* Exercise details
Below are the records; copy each line in which "small" occurs.

(Transcript data for document pages)
-- Opening Marker --

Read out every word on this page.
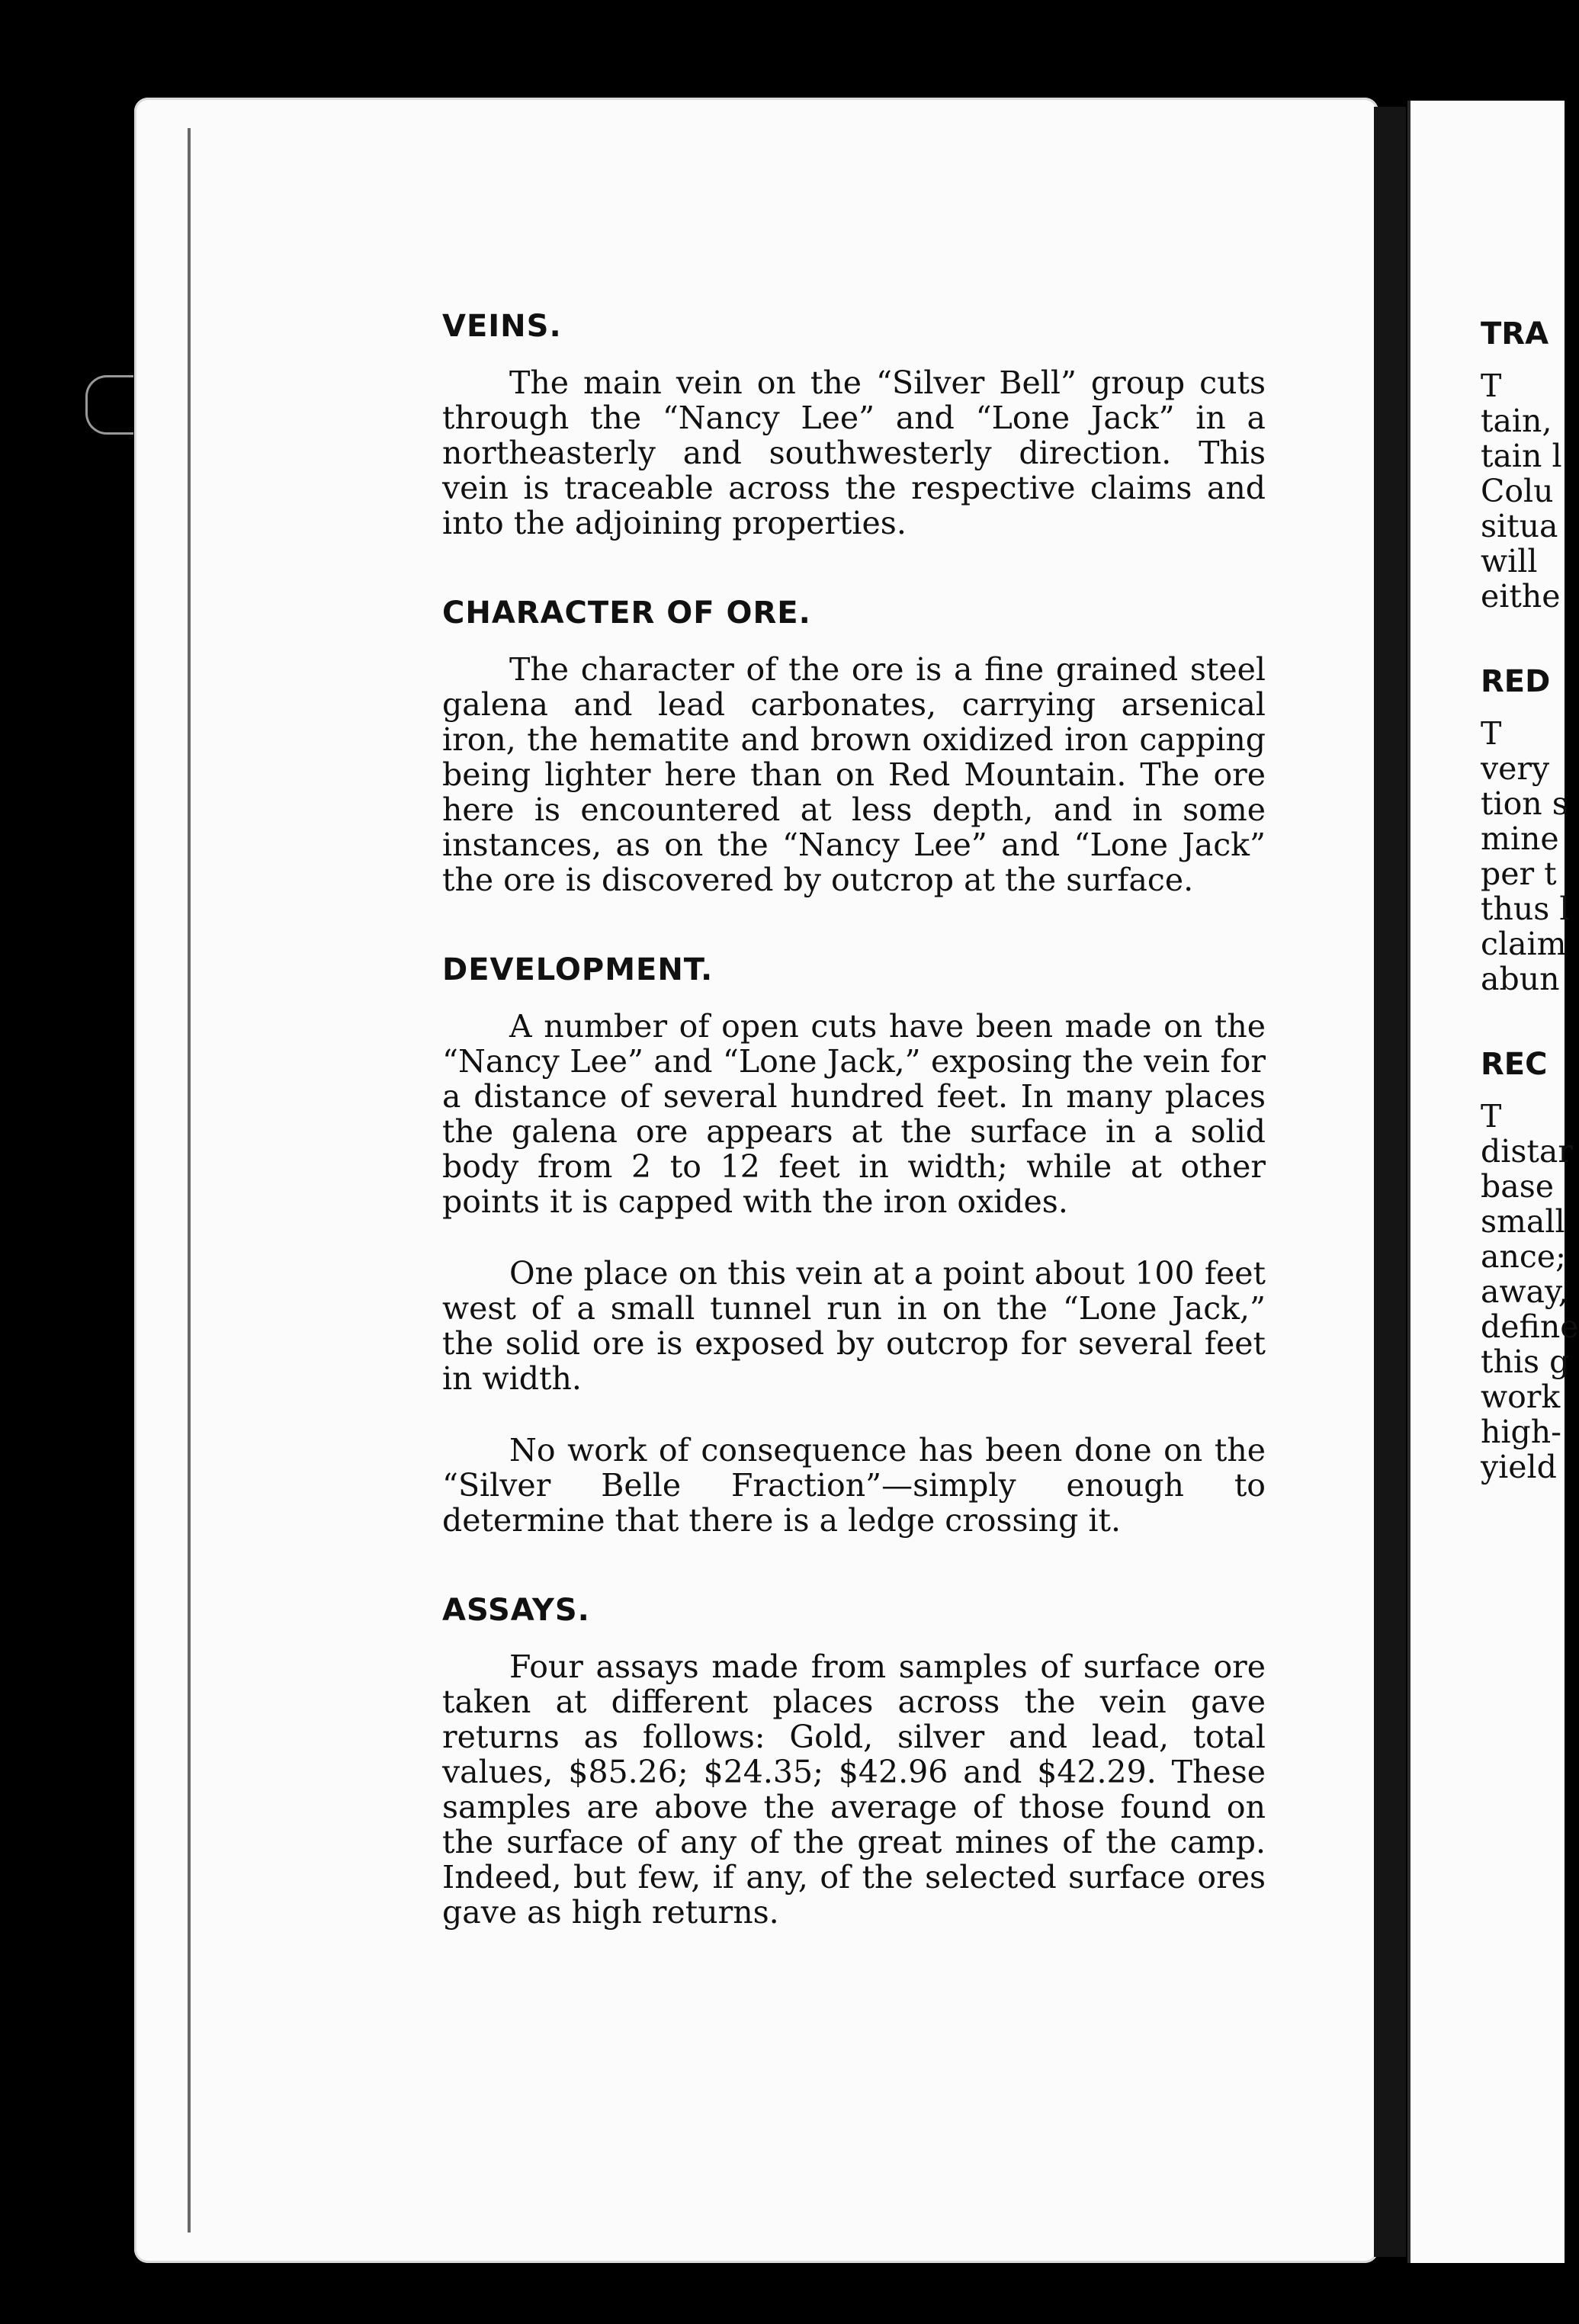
VEINS.

The main vein on the “Silver Bell” group cuts through the “Nancy Lee” and “Lone Jack” in a northeasterly and southwesterly direction. This vein is traceable across the respective claims and into the adjoining properties.

CHARACTER OF ORE.

The character of the ore is a fine grained steel galena and lead carbonates, carrying arsenical iron, the hematite and brown oxidized iron capping being lighter here than on Red Mountain. The ore here is encountered at less depth, and in some instances, as on the “Nancy Lee” and “Lone Jack” the ore is discovered by outcrop at the surface.

DEVELOPMENT.

A number of open cuts have been made on the “Nancy Lee” and “Lone Jack,” exposing the vein for a distance of several hundred feet. In many places the galena ore appears at the surface in a solid body from 2 to 12 feet in width; while at other points it is capped with the iron oxides.

One place on this vein at a point about 100 feet west of a small tunnel run in on the “Lone Jack,” the solid ore is exposed by outcrop for several feet in width.

No work of consequence has been done on the “Silver Belle Fraction”—simply enough to determine that there is a ledge crossing it.

ASSAYS.

Four assays made from samples of surface ore taken at different places across the vein gave returns as follows: Gold, silver and lead, total values, $85.26; $24.35; $42.96 and $42.29. These samples are above the average of those found on the surface of any of the great mines of the camp. Indeed, but few, if any, of the selected surface ores gave as high returns.

TRA
T
tain,
tain l
Colu
situa
will
eithe
RED
T
very
tion s
mine
per t
thus l
claim
abun
REC
T
distar
base
small
ance;
away,
define
this g
work
high-
yield
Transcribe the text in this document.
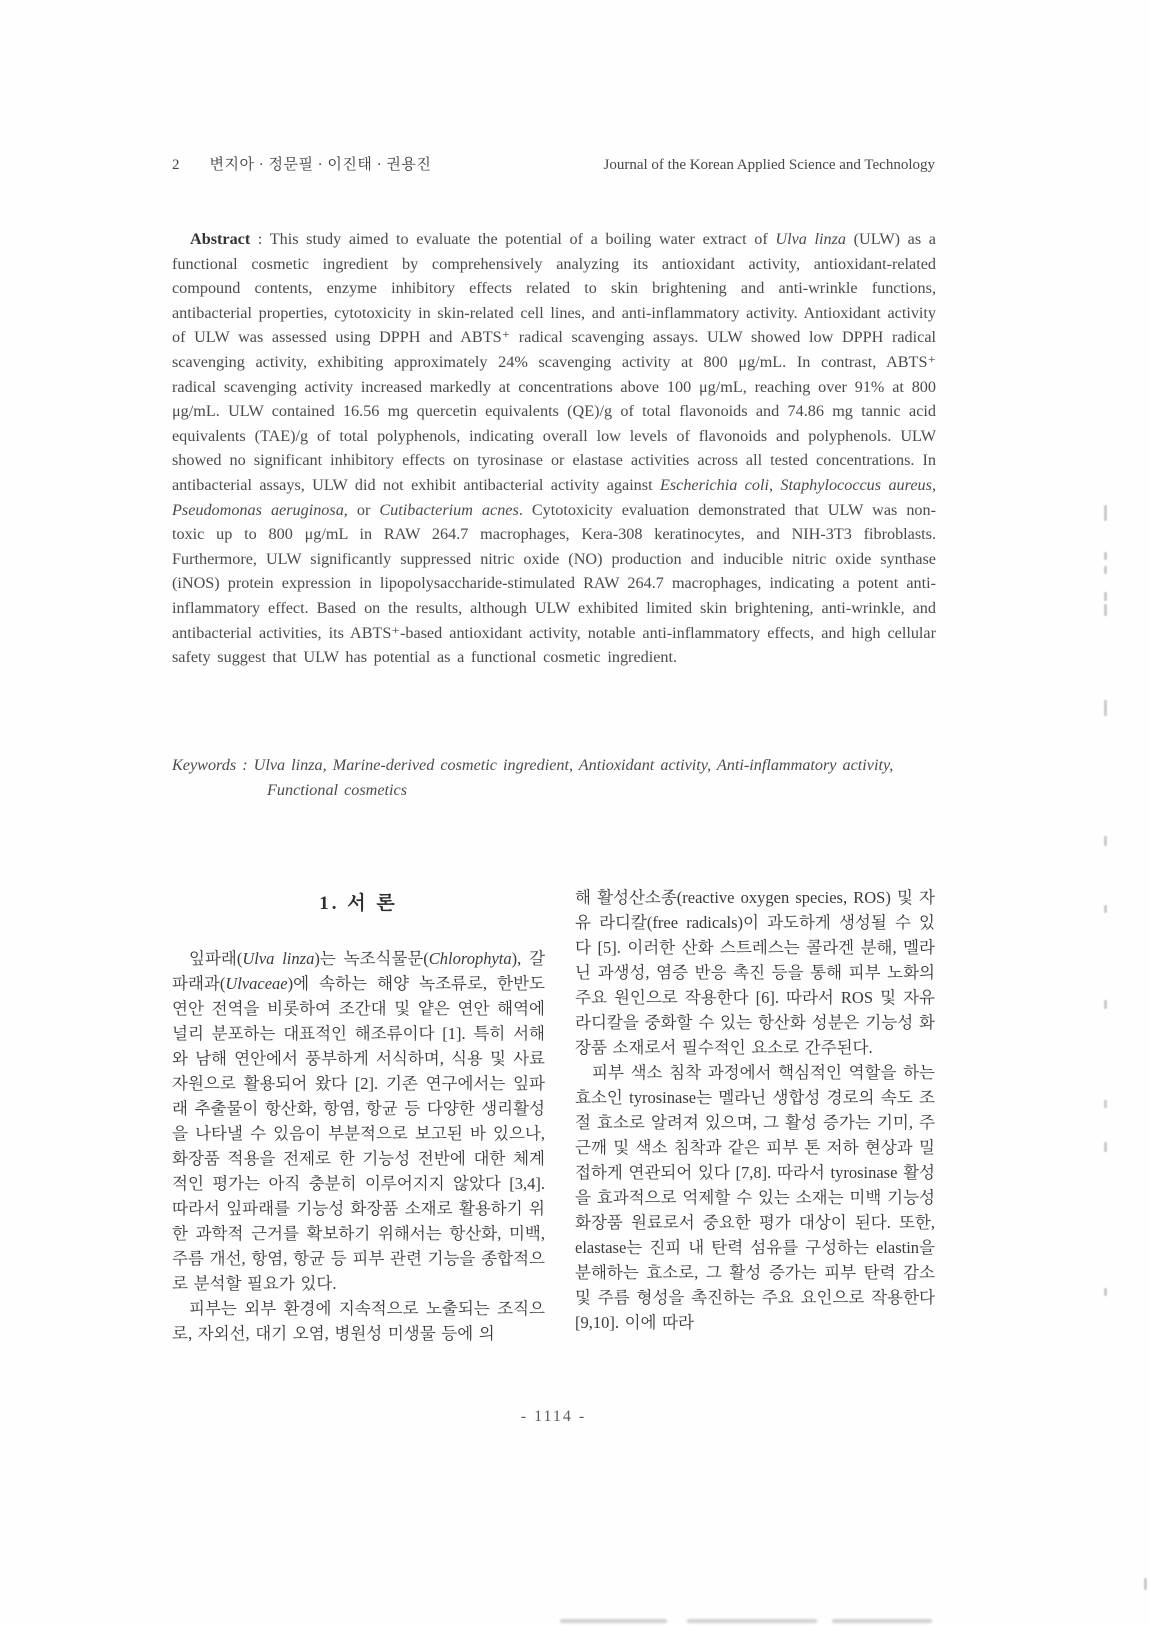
2 변지아 · 정문필 · 이진태 · 권용진	Journal of the Korean Applied Science and Technology
Abstract : This study aimed to evaluate the potential of a boiling water extract of Ulva linza (ULW) as a functional cosmetic ingredient by comprehensively analyzing its antioxidant activity, antioxidant-related compound contents, enzyme inhibitory effects related to skin brightening and anti-wrinkle functions, antibacterial properties, cytotoxicity in skin-related cell lines, and anti-inflammatory activity. Antioxidant activity of ULW was assessed using DPPH and ABTS⁺ radical scavenging assays. ULW showed low DPPH radical scavenging activity, exhibiting approximately 24% scavenging activity at 800 μg/mL. In contrast, ABTS⁺ radical scavenging activity increased markedly at concentrations above 100 μg/mL, reaching over 91% at 800 μg/mL. ULW contained 16.56 mg quercetin equivalents (QE)/g of total flavonoids and 74.86 mg tannic acid equivalents (TAE)/g of total polyphenols, indicating overall low levels of flavonoids and polyphenols. ULW showed no significant inhibitory effects on tyrosinase or elastase activities across all tested concentrations. In antibacterial assays, ULW did not exhibit antibacterial activity against Escherichia coli, Staphylococcus aureus, Pseudomonas aeruginosa, or Cutibacterium acnes. Cytotoxicity evaluation demonstrated that ULW was non-toxic up to 800 μg/mL in RAW 264.7 macrophages, Kera-308 keratinocytes, and NIH-3T3 fibroblasts. Furthermore, ULW significantly suppressed nitric oxide (NO) production and inducible nitric oxide synthase (iNOS) protein expression in lipopolysaccharide-stimulated RAW 264.7 macrophages, indicating a potent anti-inflammatory effect. Based on the results, although ULW exhibited limited skin brightening, anti-wrinkle, and antibacterial activities, its ABTS⁺-based antioxidant activity, notable anti-inflammatory effects, and high cellular safety suggest that ULW has potential as a functional cosmetic ingredient.
Keywords : Ulva linza, Marine-derived cosmetic ingredient, Antioxidant activity, Anti-inflammatory activity, Functional cosmetics
1. 서 론

잎파래(Ulva linza)는 녹조식물문(Chlorophyta), 갈파래과(Ulvaceae)에 속하는 해양 녹조류로, 한반도 연안 전역을 비롯하여 조간대 및 얕은 연안 해역에 널리 분포하는 대표적인 해조류이다 [1]. 특히 서해와 남해 연안에서 풍부하게 서식하며, 식용 및 사료 자원으로 활용되어 왔다 [2]. 기존 연구에서는 잎파래 추출물이 항산화, 항염, 항균 등 다양한 생리활성을 나타낼 수 있음이 부분적으로 보고된 바 있으나, 화장품 적용을 전제로 한 기능성 전반에 대한 체계적인 평가는 아직 충분히 이루어지지 않았다 [3,4]. 따라서 잎파래를 기능성 화장품 소재로 활용하기 위한 과학적 근거를 확보하기 위해서는 항산화, 미백, 주름 개선, 항염, 항균 등 피부 관련 기능을 종합적으로 분석할 필요가 있다.

피부는 외부 환경에 지속적으로 노출되는 조직으로, 자외선, 대기 오염, 병원성 미생물 등에 의

해 활성산소종(reactive oxygen species, ROS) 및 자유 라디칼(free radicals)이 과도하게 생성될 수 있다 [5]. 이러한 산화 스트레스는 콜라겐 분해, 멜라닌 과생성, 염증 반응 촉진 등을 통해 피부 노화의 주요 원인으로 작용한다 [6]. 따라서 ROS 및 자유 라디칼을 중화할 수 있는 항산화 성분은 기능성 화장품 소재로서 필수적인 요소로 간주된다.

피부 색소 침착 과정에서 핵심적인 역할을 하는 효소인 tyrosinase는 멜라닌 생합성 경로의 속도 조절 효소로 알려져 있으며, 그 활성 증가는 기미, 주근깨 및 색소 침착과 같은 피부 톤 저하 현상과 밀접하게 연관되어 있다 [7,8]. 따라서 tyrosinase 활성을 효과적으로 억제할 수 있는 소재는 미백 기능성 화장품 원료로서 중요한 평가 대상이 된다. 또한, elastase는 진피 내 탄력 섬유를 구성하는 elastin을 분해하는 효소로, 그 활성 증가는 피부 탄력 감소 및 주름 형성을 촉진하는 주요 요인으로 작용한다 [9,10]. 이에 따라

- 1114 -
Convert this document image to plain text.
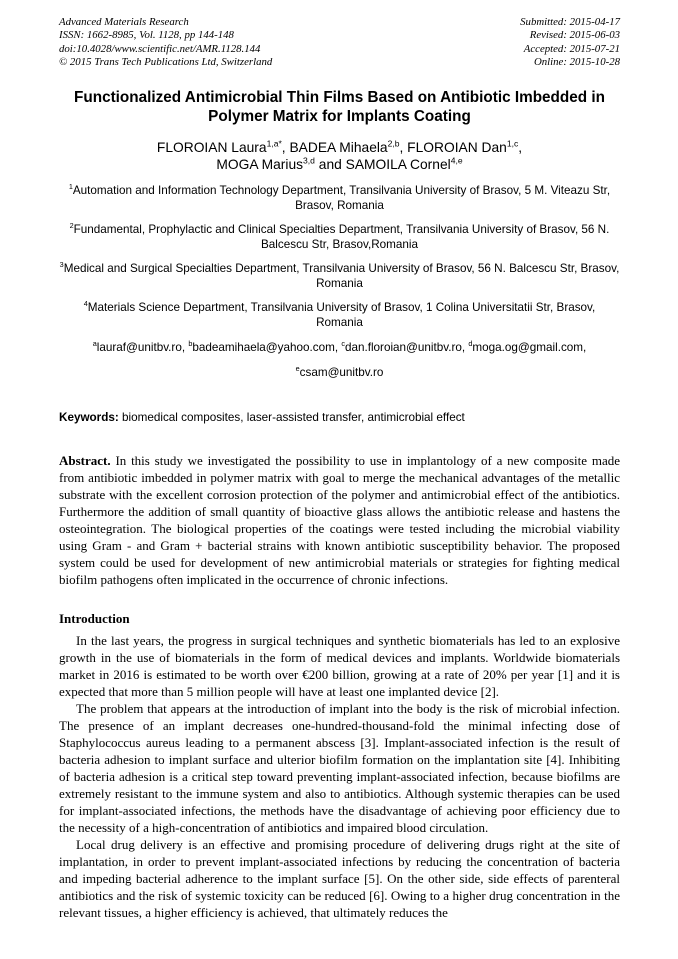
Advanced Materials Research
ISSN: 1662-8985, Vol. 1128, pp 144-148
doi:10.4028/www.scientific.net/AMR.1128.144
© 2015 Trans Tech Publications Ltd, Switzerland
Submitted: 2015-04-17
Revised: 2015-06-03
Accepted: 2015-07-21
Online: 2015-10-28
Functionalized Antimicrobial Thin Films Based on Antibiotic Imbedded in Polymer Matrix for Implants Coating
FLOROIAN Laura$^{1,a*}$, BADEA Mihaela$^{2,b}$, FLOROIAN Dan$^{1,c}$,
MOGA Marius$^{3,d}$ and SAMOILA Cornel$^{4,e}$
$^1$Automation and Information Technology Department, Transilvania University of Brasov, 5 M. Viteazu Str, Brasov, Romania
$^2$Fundamental, Prophylactic and Clinical Specialties Department, Transilvania University of Brasov, 56 N. Balcescu Str, Brasov,Romania
$^3$Medical and Surgical Specialties Department, Transilvania University of Brasov, 56 N. Balcescu Str, Brasov, Romania
$^4$Materials Science Department, Transilvania University of Brasov, 1 Colina Universitatii Str, Brasov, Romania
$^a$lauraf@unitbv.ro, $^b$badeamihaela@yahoo.com, $^c$dan.floroian@unitbv.ro, $^d$moga.og@gmail.com,
$^e$csam@unitbv.ro

Keywords: biomedical composites, laser-assisted transfer, antimicrobial effect

Abstract. In this study we investigated the possibility to use in implantology of a new composite made from antibiotic imbedded in polymer matrix with goal to merge the mechanical advantages of the metallic substrate with the excellent corrosion protection of the polymer and antimicrobial effect of the antibiotics. Furthermore the addition of small quantity of bioactive glass allows the antibiotic release and hastens the osteointegration. The biological properties of the coatings were tested including the microbial viability using Gram - and Gram + bacterial strains with known antibiotic susceptibility behavior. The proposed system could be used for development of new antimicrobial materials or strategies for fighting medical biofilm pathogens often implicated in the occurrence of chronic infections.

Introduction

In the last years, the progress in surgical techniques and synthetic biomaterials has led to an explosive growth in the use of biomaterials in the form of medical devices and implants. Worldwide biomaterials market in 2016 is estimated to be worth over €200 billion, growing at a rate of 20% per year [1] and it is expected that more than 5 million people will have at least one implanted device [2].

The problem that appears at the introduction of implant into the body is the risk of microbial infection. The presence of an implant decreases one-hundred-thousand-fold the minimal infecting dose of Staphylococcus aureus leading to a permanent abscess [3]. Implant-associated infection is the result of bacteria adhesion to implant surface and ulterior biofilm formation on the implantation site [4]. Inhibiting of bacteria adhesion is a critical step toward preventing implant-associated infection, because biofilms are extremely resistant to the immune system and also to antibiotics. Although systemic therapies can be used for implant-associated infections, the methods have the disadvantage of achieving poor efficiency due to the necessity of a high-concentration of antibiotics and impaired blood circulation.

Local drug delivery is an effective and promising procedure of delivering drugs right at the site of implantation, in order to prevent implant-associated infections by reducing the concentration of bacteria and impeding bacterial adherence to the implant surface [5]. On the other side, side effects of parenteral antibiotics and the risk of systemic toxicity can be reduced [6]. Owing to a higher drug concentration in the relevant tissues, a higher efficiency is achieved, that ultimately reduces the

-- Closing Marker --

* Solution for this exercise
One place on this vein at a point about 100 feet west of a small tunnel run in on the “Lone Jack,” the solid ore is exposed by outcrop for several feet in width.
small
Abstract. In this study we investigated the possibility to use in implantology of a new composite made from antibiotic imbedded in polymer matrix with goal to merge the mechanical advantages of the metallic substrate with the excellent corrosion protection of the polymer and antimicrobial effect of the antibiotics. Furthermore the addition of small quantity of bioactive glass allows the antibiotic release and hastens the osteointegration. The biological properties of the coatings were tested including the microbial viability using Gram - and Gram + bacterial strains with known antibiotic susceptibility behavior. The proposed system could be used for development of new antimicrobial materials or strategies for fighting medical biofilm pathogens often implicated in the occurrence of chronic infections.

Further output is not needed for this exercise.